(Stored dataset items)
————————

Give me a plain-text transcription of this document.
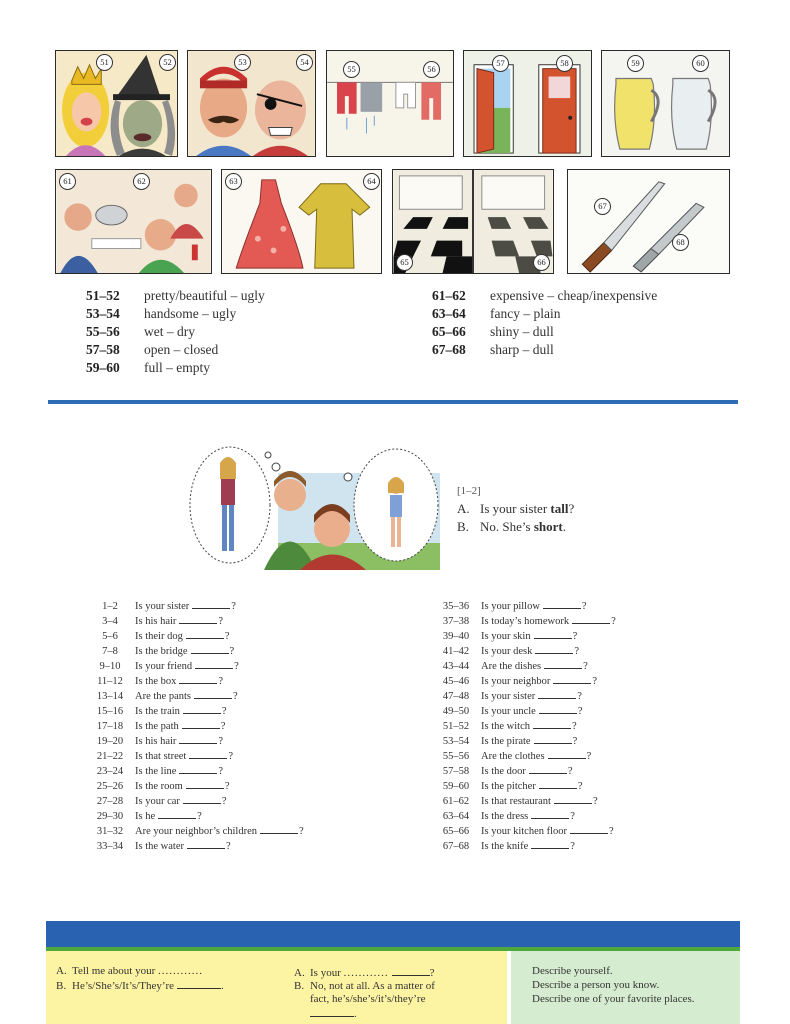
51	52	53	54
55	56
57	58	59	60
61	62	63	64
65	66
67
68
51–52	pretty/beautiful – ugly
53–54	handsome – ugly
55–56	wet – dry
57–58	open – closed
59–60	full – empty
61–62	expensive – cheap/inexpensive
63–64	fancy – plain
65–66	shiny – dull
67–68	sharp – dull
[1–2]
A. Is your sister tall?
B. No. She’s short.
1–2	Is your sister	?
3–4	Is his hair	?
5–6	Is their dog	?
7–8	Is the bridge	?
9–10	Is your friend	?
11–12	Is the box	?
13–14	Are the pants	?
15–16	Is the train	?
17–18	Is the path	?
19–20	Is his hair	?
21–22	Is that street	?
23–24	Is the line	?
25–26	Is the room	?
27–28	Is your car	?
29–30	Is he	?
31–32	Are your neighbor’s children	?
33–34	Is the water	?
35–36	Is your pillow	?
37–38	Is today’s homework	?
39–40	Is your skin	?
41–42	Is your desk	?
43–44	Are the dishes	?
45–46	Is your neighbor	?
47–48	Is your sister	?
49–50	Is your uncle	?
51–52	Is the witch	?
53–54	Is the pirate	?
55–56	Are the clothes	?
57–58	Is the door	?
59–60	Is the pitcher	?
61–62	Is that restaurant	?
63–64	Is the dress	?
65–66	Is your kitchen floor	?
67–68	Is the knife	?
A. Tell me about your ............
B. He’s/She’s/It’s/They’re	.
A. Is your ............	?
B. No, not at all. As a matter of
fact, he’s/she’s/it’s/they’re
.
Describe yourself.
Describe a person you know.
Describe one of your favorite places.
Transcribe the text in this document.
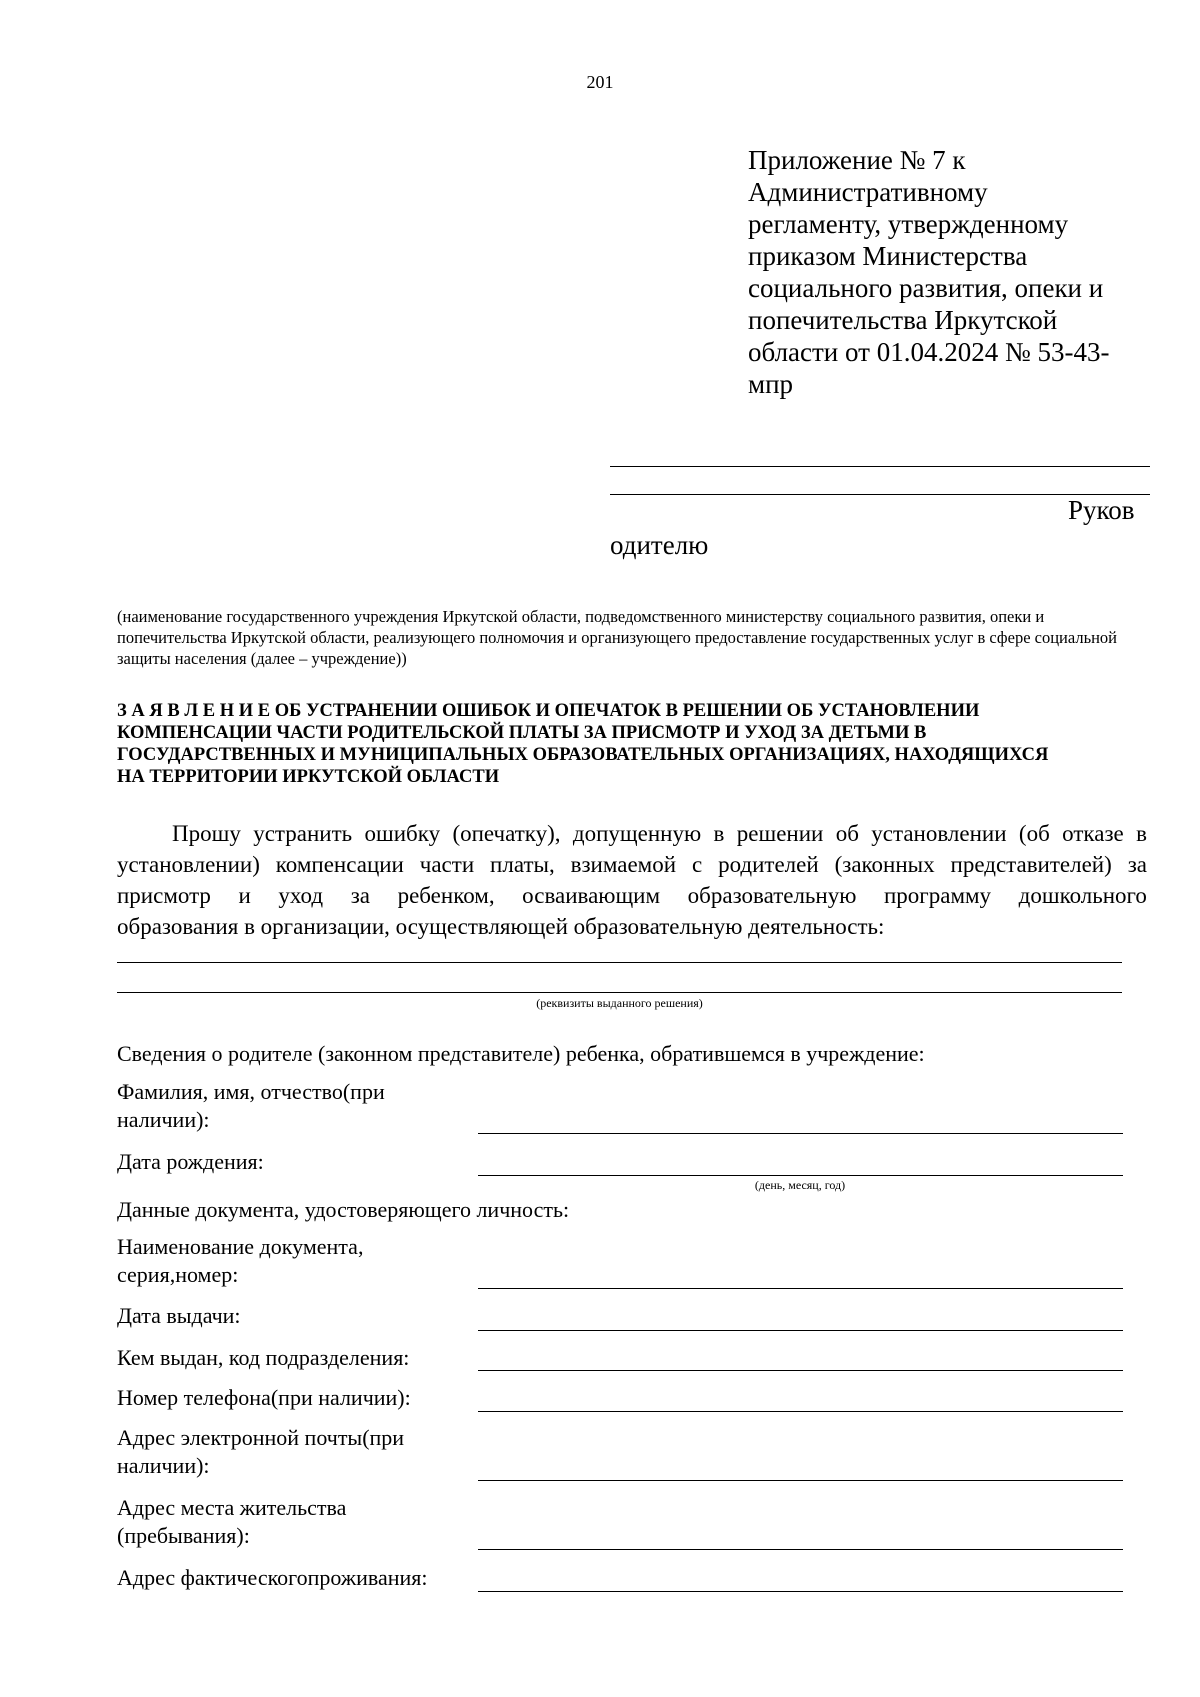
201
Приложение № 7 к
Административному
регламенту, утвержденному
приказом Министерства
социального развития, опеки и
попечительства Иркутской
области от 01.04.2024 № 53-43-
мпр
Руков
одителю
(наименование государственного учреждения Иркутской области, подведомственного министерству социального развития, опеки и попечительства Иркутской области, реализующего полномочия и организующего предоставление государственных услуг в сфере социальной защиты населения (далее – учреждение))
З А Я В Л Е Н И Е ОБ УСТРАНЕНИИ ОШИБОК И ОПЕЧАТОК В РЕШЕНИИ ОБ УСТАНОВЛЕНИИ
КОМПЕНСАЦИИ ЧАСТИ РОДИТЕЛЬСКОЙ ПЛАТЫ ЗА ПРИСМОТР И УХОД ЗА ДЕТЬМИ В
ГОСУДАРСТВЕННЫХ И МУНИЦИПАЛЬНЫХ ОБРАЗОВАТЕЛЬНЫХ ОРГАНИЗАЦИЯХ, НАХОДЯЩИХСЯ
НА ТЕРРИТОРИИ ИРКУТСКОЙ ОБЛАСТИ
Прошу устранить ошибку (опечатку), допущенную в решении об установлении (об отказе в
установлении) компенсации части платы, взимаемой с родителей (законных представителей) за
присмотр и уход за ребенком, осваивающим образовательную программу дошкольного
образования в организации, осуществляющей образовательную деятельность:
(реквизиты выданного решения)
Сведения о родителе (законном представителе) ребенка, обратившемся в учреждение:
Фамилия, имя, отчество(при
наличии):
Дата рождения:
(день, месяц, год)
Данные документа, удостоверяющего личность:
Наименование документа,
серия,номер:
Дата выдачи:
Кем выдан, код подразделения:
Номер телефона(при наличии):
Адрес электронной почты(при
наличии):
Адрес места жительства
(пребывания):
Адрес фактическогопроживания:
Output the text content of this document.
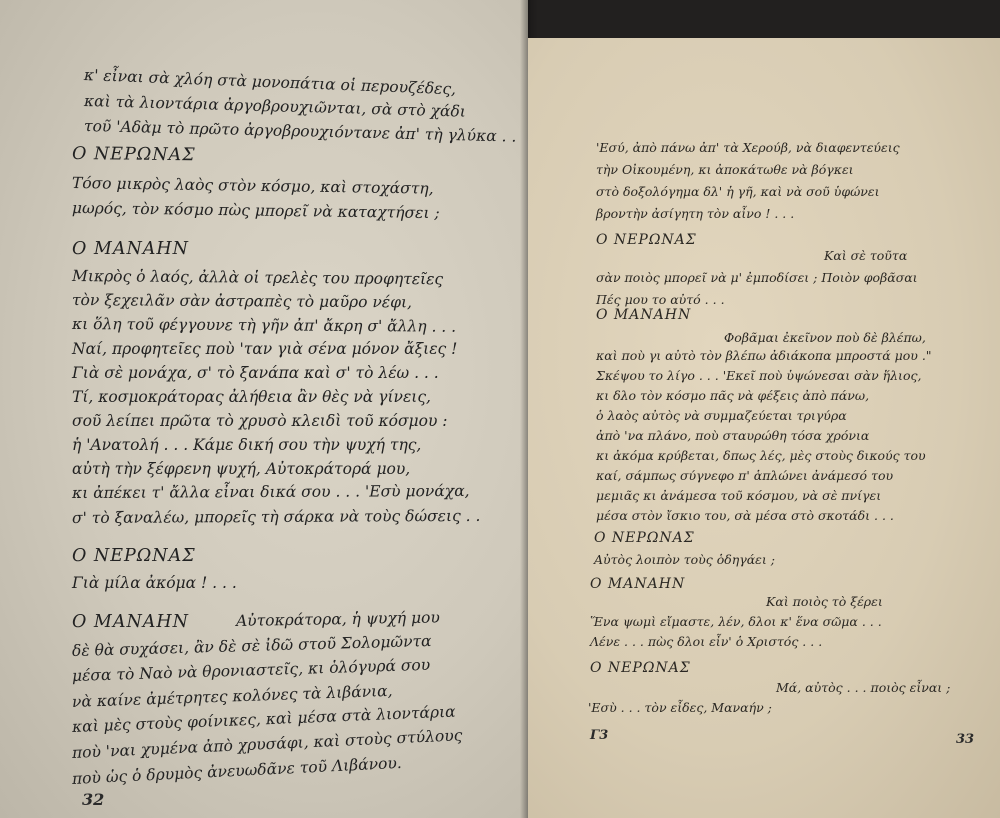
κ' εἶναι σὰ χλόη στὰ μονοπάτια οἱ πεpουζέδες,
καὶ τὰ λιοντάρια ἀργοβρουχιῶνται, σὰ στὸ χάδι
τοῦ 'Αδὰμ τὸ πρῶτο ἀργοβρουχιόντανε ἀπ' τὴ γλύκα . .
Ο ΝΕΡΩΝΑΣ
Τόσο μικρὸς λαὸς στὸν κόσμο, καὶ στοχάστη,
μωρός, τὸν κόσμο πὼς μπορεῖ νὰ καταχτήσει ;
Ο ΜΑΝΑΗΝ
Μικρὸς ὁ λαός, ἀλλὰ οἱ τρελὲς του προφητεῖες
τὸν ξεχειλᾶν σὰν ἀστραπὲς τὸ μαῦρο νέφι,
κι ὅλη τοῦ φέγγουνε τὴ γῆν ἀπ' ἄκρη σ' ἄλλη . . .
Ναί, προφητεῖες ποὺ 'ταν γιὰ σένα μόνον ἄξιες !
Γιὰ σὲ μονάχα, σ' τὸ ξανάπα καὶ σ' τὸ λέω . . .
Τί, κοσμοκράτορας ἀλήθεια ἂν θὲς νὰ γίνεις,
σοῦ λείπει πρῶτα τὸ χρυσὸ κλειδὶ τοῦ κόσμου :
ἡ 'Ανατολή . . . Κάμε δική σου τὴν ψυχή της,
αὐτὴ τὴν ξέφρενη ψυχή, Αὐτοκράτορά μου,
κι ἀπέκει τ' ἄλλα εἶναι δικά σου . . . 'Εσὺ μονάχα,
σ' τὸ ξαναλέω, μπορεῖς τὴ σάρκα νὰ τοὺς δώσεις . .
Ο ΝΕΡΩΝΑΣ
Γιὰ μίλα ἀκόμα ! . . .
Ο ΜΑΝΑΗΝ	Αὐτοκράτορα, ἡ ψυχή μου
δὲ θὰ συχάσει, ἂν δὲ σὲ ἰδῶ στοῦ Σολομῶντα
μέσα τὸ Ναὸ νὰ θρονιαστεῖς, κι ὁλόγυρά σου
νὰ καίνε ἀμέτρητες κολόνες τὰ λιβάνια,
καὶ μὲς στοὺς φοίνικες, καὶ μέσα στὰ λιοντάρια
ποὺ 'ναι χυμένα ἀπὸ χρυσάφι, καὶ στοὺς στύλους
ποὺ ὡς ὁ δρυμὸς ἀνευωδᾶνε τοῦ Λιβάνου.
32
'Εσύ, ἀπὸ πάνω ἀπ' τὰ Χερούβ, νὰ διαφεντεύεις
τὴν Οἰκουμένη, κι ἀποκάτωθε νὰ βόγκει
στὸ δοξολόγημα δλ' ἡ γῆ, καὶ νὰ σοῦ ὑφώνει
βροντὴν ἀσίγητη τὸν αἶνο ! . . .
Ο ΝΕΡΩΝΑΣ
Καὶ σὲ τοῦτα
σὰν ποιὸς μπορεῖ νὰ μ' ἐμποδίσει ; Ποιὸν φοβᾶσαι
Πές μου το αὐτό . . .
Ο ΜΑΝΑΗΝ
Φοβᾶμαι ἐκεῖνον ποὺ δὲ βλέπω,
καὶ ποὺ γι αὐτὸ τὸν βλέπω ἀδιάκοπα μπροστά μου ."
Σκέψου το λίγο . . . 'Εκεῖ ποὺ ὑψώνεσαι σὰν ἥλιος,
κι δλο τὸν κόσμο πᾶς νὰ φέξεις ἀπὸ πάνω,
ὁ λαὸς αὐτὸς νὰ συμμαζεύεται τριγύρα
ἀπὸ 'να πλάνο, ποὺ σταυρώθη τόσα χρόνια
κι ἀκόμα κρύβεται, δπως λές, μὲς στοὺς δικούς του
καί, σάμπως σύγνεφο π' ἁπλώνει ἀνάμεσό του
μεμιᾶς κι ἀνάμεσα τοῦ κόσμου, νὰ σὲ πνίγει
μέσα στὸν ἴσκιο του, σὰ μέσα στὸ σκοτάδι . . .
Ο ΝΕΡΩΝΑΣ
Αὐτὸς λοιπὸν τοὺς ὁδηγάει ;
Ο ΜΑΝΑΗΝ
Καὶ ποιὸς τὸ ξέρει
Ἕνα ψωμὶ εἴμαστε, λέν, δλοι κ' ἕνα σῶμα . . .
Λένε . . . πὼς δλοι εἶν' ὁ Χριστός . . .
Ο ΝΕΡΩΝΑΣ
Μά, αὐτὸς . . . ποιὸς εἶναι ;
'Εσὺ . . . τὸν εἶδες, Μαναήν ;
Γ3	33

————————

> GIVEN TASK: Copy down every line of the entries containing the word "εἶναι".

> REPLY TO THE EXERCISE:
κ' εἶναι σὰ χλόη στὰ μονοπάτια οἱ πεpουζέδες,
κι ἀπέκει τ' ἄλλα εἶναι δικά σου . . . 'Εσὺ μονάχα,
Μά, αὐτὸς . . . ποιὸς εἶναι ;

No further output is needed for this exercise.